Rows from a dataset
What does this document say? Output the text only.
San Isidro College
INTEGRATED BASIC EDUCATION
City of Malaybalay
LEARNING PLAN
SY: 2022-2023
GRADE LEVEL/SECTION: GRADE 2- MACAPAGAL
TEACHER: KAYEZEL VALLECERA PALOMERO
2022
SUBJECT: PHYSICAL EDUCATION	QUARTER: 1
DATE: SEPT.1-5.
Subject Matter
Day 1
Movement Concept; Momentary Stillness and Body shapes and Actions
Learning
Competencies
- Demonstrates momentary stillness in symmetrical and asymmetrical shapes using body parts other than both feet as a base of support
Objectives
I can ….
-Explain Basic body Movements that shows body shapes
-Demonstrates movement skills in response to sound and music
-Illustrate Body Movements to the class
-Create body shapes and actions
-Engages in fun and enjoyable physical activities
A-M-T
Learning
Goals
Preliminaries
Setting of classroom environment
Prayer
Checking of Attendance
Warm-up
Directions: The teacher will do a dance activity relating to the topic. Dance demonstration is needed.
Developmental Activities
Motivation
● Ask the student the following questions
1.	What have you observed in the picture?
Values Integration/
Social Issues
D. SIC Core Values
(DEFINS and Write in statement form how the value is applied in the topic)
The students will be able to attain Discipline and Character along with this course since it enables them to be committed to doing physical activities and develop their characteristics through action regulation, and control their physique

- _WHAT IS REQUIRED_
Report how many lines in the entries hold the string "Demonstrates". Nothing but the number is wanted.

- _WORKED SOLUTION_
2